- Records about charts and figures
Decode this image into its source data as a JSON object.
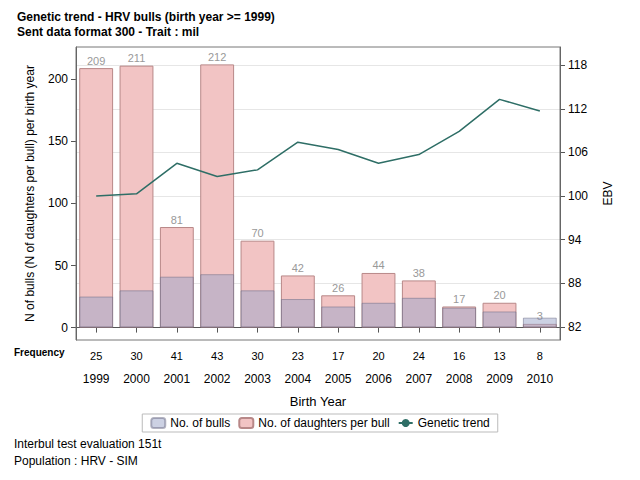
{
  "chart_data": {
    "type": "bar",
    "title": "Genetic trend - HRV bulls (birth year >= 1999)",
    "subtitle": "Sent data format 300 - Trait : mil",
    "x_label": "Birth Year",
    "y_label": "N of bulls (N of daughters per bull) per birth year",
    "y2_label": "EBV",
    "frequency_label": "Frequency",
    "footer": [
      "Interbul test evaluation 151t",
      "Population : HRV - SIM"
    ],
    "categories": [
      "1999",
      "2000",
      "2001",
      "2002",
      "2003",
      "2004",
      "2005",
      "2006",
      "2007",
      "2008",
      "2009",
      "2010"
    ],
    "series": [
      {
        "name": "No. of bulls",
        "type": "bar",
        "color": "#9aa4c8",
        "values": [
          25,
          30,
          41,
          43,
          30,
          23,
          17,
          20,
          24,
          16,
          13,
          8
        ]
      },
      {
        "name": "No. of daughters per bull",
        "type": "bar",
        "color": "#f2c4c4",
        "data_labels": true,
        "values": [
          209,
          211,
          81,
          212,
          70,
          42,
          26,
          44,
          38,
          17,
          20,
          3
        ]
      },
      {
        "name": "Genetic trend",
        "type": "line",
        "color": "#2e6e66",
        "axis": "y2",
        "values": [
          100.0,
          100.3,
          104.5,
          102.7,
          103.6,
          107.4,
          106.4,
          104.5,
          105.7,
          108.9,
          113.3,
          111.7
        ]
      }
    ],
    "ylim": [
      -10,
      226
    ],
    "yticks": [
      0,
      50,
      100,
      150,
      200
    ],
    "y2lim": [
      80.2,
      120.5
    ],
    "y2ticks": [
      82,
      88,
      94,
      100,
      106,
      112,
      118
    ],
    "grid": true,
    "legend": "bottom"
  }
}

- Problem to work on
How many lines in the records hold the string "trend"? Reply with the number alone.

- Answer to the problem
2